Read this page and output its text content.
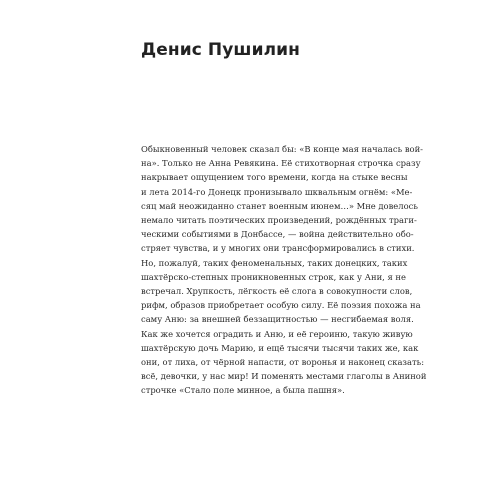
Денис Пушилин
Обыкновенный человек сказал бы: «В конце мая началась вой-
на». Только не Анна Ревякина. Её стихотворная строчка сразу
накрывает ощущением того времени, когда на стыке весны
и лета 2014-го Донецк пронизывало шквальным огнём: «Ме-
сяц май неожиданно станет военным июнем…» Мне довелось
немало читать поэтических произведений, рождённых траги-
ческими событиями в Донбассе, — война действительно обо-
стряет чувства, и у многих они трансформировались в стихи.
Но, пожалуй, таких феноменальных, таких донецких, таких
шахтёрско-степных проникновенных строк, как у Ани, я не
встречал. Хрупкость, лёгкость её слога в совокупности слов,
рифм, образов приобретает особую силу. Её поэзия похожа на
саму Аню: за внешней беззащитностью — несгибаемая воля.
Как же хочется оградить и Аню, и её героиню, такую живую
шахтёрскую дочь Марию, и ещё тысячи тысячи таких же, как
они, от лиха, от чёрной напасти, от воронья и наконец сказать:
всё, девочки, у нас мир! И поменять местами глаголы в Аниной
строчке «Стало поле минное, а была пашня».
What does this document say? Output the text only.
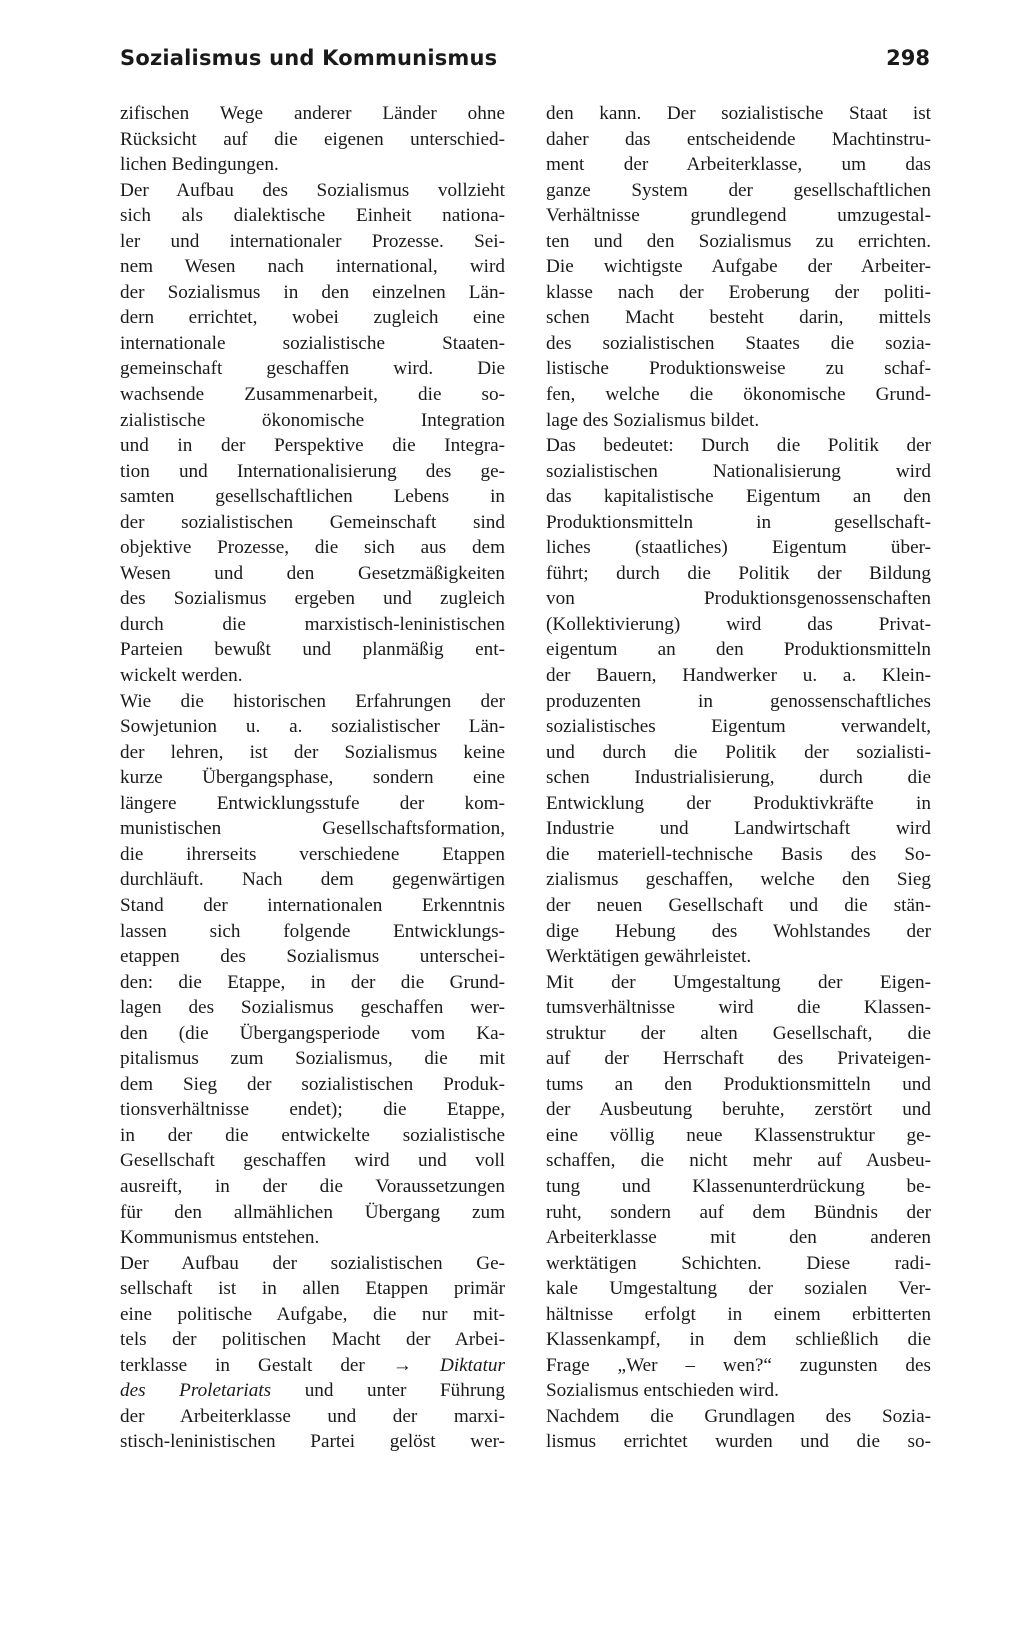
Sozialismus und Kommunismus	298
zifischen Wege anderer Länder ohne
Rücksicht auf die eigenen unterschied-
lichen Bedingungen.
Der Aufbau des Sozialismus vollzieht
sich als dialektische Einheit nationa-
ler und internationaler Prozesse. Sei-
nem Wesen nach international, wird
der Sozialismus in den einzelnen Län-
dern errichtet, wobei zugleich eine
internationale sozialistische Staaten-
gemeinschaft geschaffen wird. Die
wachsende Zusammenarbeit, die so-
zialistische ökonomische Integration
und in der Perspektive die Integra-
tion und Internationalisierung des ge-
samten gesellschaftlichen Lebens in
der sozialistischen Gemeinschaft sind
objektive Prozesse, die sich aus dem
Wesen und den Gesetzmäßigkeiten
des Sozialismus ergeben und zugleich
durch die marxistisch-leninistischen
Parteien bewußt und planmäßig ent-
wickelt werden.
Wie die historischen Erfahrungen der
Sowjetunion u. a. sozialistischer Län-
der lehren, ist der Sozialismus keine
kurze Übergangsphase, sondern eine
längere Entwicklungsstufe der kom-
munistischen Gesellschaftsformation,
die ihrerseits verschiedene Etappen
durchläuft. Nach dem gegenwärtigen
Stand der internationalen Erkenntnis
lassen sich folgende Entwicklungs-
etappen des Sozialismus unterschei-
den: die Etappe, in der die Grund-
lagen des Sozialismus geschaffen wer-
den (die Übergangsperiode vom Ka-
pitalismus zum Sozialismus, die mit
dem Sieg der sozialistischen Produk-
tionsverhältnisse endet); die Etappe,
in der die entwickelte sozialistische
Gesellschaft geschaffen wird und voll
ausreift, in der die Voraussetzungen
für den allmählichen Übergang zum
Kommunismus entstehen.
Der Aufbau der sozialistischen Ge-
sellschaft ist in allen Etappen primär
eine politische Aufgabe, die nur mit-
tels der politischen Macht der Arbei-
terklasse in Gestalt der → Diktatur
des Proletariats und unter Führung
der Arbeiterklasse und der marxi-
stisch-leninistischen Partei gelöst wer-
den kann. Der sozialistische Staat ist
daher das entscheidende Machtinstru-
ment der Arbeiterklasse, um das
ganze System der gesellschaftlichen
Verhältnisse grundlegend umzugestal-
ten und den Sozialismus zu errichten.
Die wichtigste Aufgabe der Arbeiter-
klasse nach der Eroberung der politi-
schen Macht besteht darin, mittels
des sozialistischen Staates die sozia-
listische Produktionsweise zu schaf-
fen, welche die ökonomische Grund-
lage des Sozialismus bildet.
Das bedeutet: Durch die Politik der
sozialistischen Nationalisierung wird
das kapitalistische Eigentum an den
Produktionsmitteln in gesellschaft-
liches (staatliches) Eigentum über-
führt; durch die Politik der Bildung
von Produktionsgenossenschaften
(Kollektivierung) wird das Privat-
eigentum an den Produktionsmitteln
der Bauern, Handwerker u. a. Klein-
produzenten in genossenschaftliches
sozialistisches Eigentum verwandelt,
und durch die Politik der sozialisti-
schen Industrialisierung, durch die
Entwicklung der Produktivkräfte in
Industrie und Landwirtschaft wird
die materiell-technische Basis des So-
zialismus geschaffen, welche den Sieg
der neuen Gesellschaft und die stän-
dige Hebung des Wohlstandes der
Werktätigen gewährleistet.
Mit der Umgestaltung der Eigen-
tumsverhältnisse wird die Klassen-
struktur der alten Gesellschaft, die
auf der Herrschaft des Privateigen-
tums an den Produktionsmitteln und
der Ausbeutung beruhte, zerstört und
eine völlig neue Klassenstruktur ge-
schaffen, die nicht mehr auf Ausbeu-
tung und Klassenunterdrückung be-
ruht, sondern auf dem Bündnis der
Arbeiterklasse mit den anderen
werktätigen Schichten. Diese radi-
kale Umgestaltung der sozialen Ver-
hältnisse erfolgt in einem erbitterten
Klassenkampf, in dem schließlich die
Frage „Wer – wen?“ zugunsten des
Sozialismus entschieden wird.
Nachdem die Grundlagen des Sozia-
lismus errichtet wurden und die so-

- [What is required]:
Return every line in the listing that contains the word "welche".

- [Correct output]:
fen, welche die ökonomische Grund-
zialismus geschaffen, welche den Sieg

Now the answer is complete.